(Data entries)
────────────────
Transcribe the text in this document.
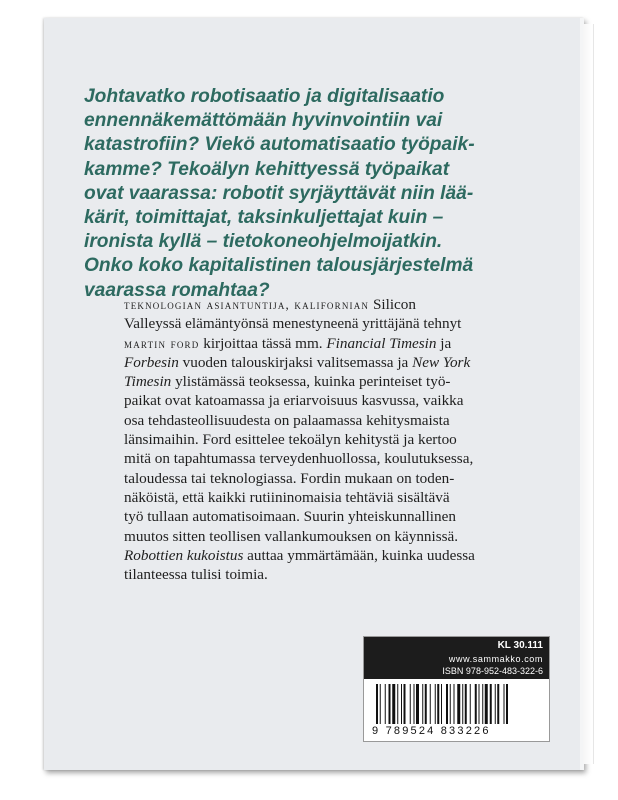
Johtavatko robotisaatio ja digitalisaatio
ennennäkemättömään hyvinvointiin vai
katastrofiin? Viekö automatisaatio työpaik-
kamme? Tekoälyn kehittyessä työpaikat
ovat vaarassa: robotit syrjäyttävät niin lää-
kärit, toimittajat, taksinkuljettajat kuin –
ironista kyllä – tietokoneohjelmoijatkin.
Onko koko kapitalistinen talousjärjestelmä
vaarassa romahtaa?

teknologian asiantuntija, kalifornian Silicon
Valleyssä elämäntyönsä menestyneenä yrittäjänä tehnyt
martin ford kirjoittaa tässä mm. Financial Timesin ja
Forbesin vuoden talouskirjaksi valitsemassa ja New York
Timesin ylistämässä teoksessa, kuinka perinteiset työ-
paikat ovat katoamassa ja eriarvoisuus kasvussa, vaikka
osa tehdasteollisuudesta on palaamassa kehitysmaista
länsimaihin. Ford esittelee tekoälyn kehitystä ja kertoo
mitä on tapahtumassa terveydenhuollossa, koulutuksessa,
taloudessa tai teknologiassa. Fordin mukaan on toden-
näköistä, että kaikki rutiininomaisia tehtäviä sisältävä
työ tullaan automatisoimaan. Suurin yhteiskunnallinen
muutos sitten teollisen vallankumouksen on käynnissä.
Robottien kukoistus auttaa ymmärtämään, kuinka uudessa
tilanteessa tulisi toimia.

KL 30.111
www.sammakko.com
ISBN 978-952-483-322-6
9 789524 833226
────────────────
▸ **TASK OBJECTIVE**: The listing above needs to be output again exactly. Don't include the pictures.

▸ **PROBLEM SOLUTION**:
Transcribe the text in this document.
Johtavatko robotisaatio ja digitalisaatio
ennennäkemättömään hyvinvointiin vai
katastrofiin? Viekö automatisaatio työpaik-
kamme? Tekoälyn kehittyessä työpaikat
ovat vaarassa: robotit syrjäyttävät niin lää-
kärit, toimittajat, taksinkuljettajat kuin –
ironista kyllä – tietokoneohjelmoijatkin.
Onko koko kapitalistinen talousjärjestelmä
vaarassa romahtaa?

teknologian asiantuntija, kalifornian Silicon
Valleyssä elämäntyönsä menestyneenä yrittäjänä tehnyt
martin ford kirjoittaa tässä mm. Financial Timesin ja
Forbesin vuoden talouskirjaksi valitsemassa ja New York
Timesin ylistämässä teoksessa, kuinka perinteiset työ-
paikat ovat katoamassa ja eriarvoisuus kasvussa, vaikka
osa tehdasteollisuudesta on palaamassa kehitysmaista
länsimaihin. Ford esittelee tekoälyn kehitystä ja kertoo
mitä on tapahtumassa terveydenhuollossa, koulutuksessa,
taloudessa tai teknologiassa. Fordin mukaan on toden-
näköistä, että kaikki rutiininomaisia tehtäviä sisältävä
työ tullaan automatisoimaan. Suurin yhteiskunnallinen
muutos sitten teollisen vallankumouksen on käynnissä.
Robottien kukoistus auttaa ymmärtämään, kuinka uudessa
tilanteessa tulisi toimia.

KL 30.111
www.sammakko.com
ISBN 978-952-483-322-6
9 789524 833226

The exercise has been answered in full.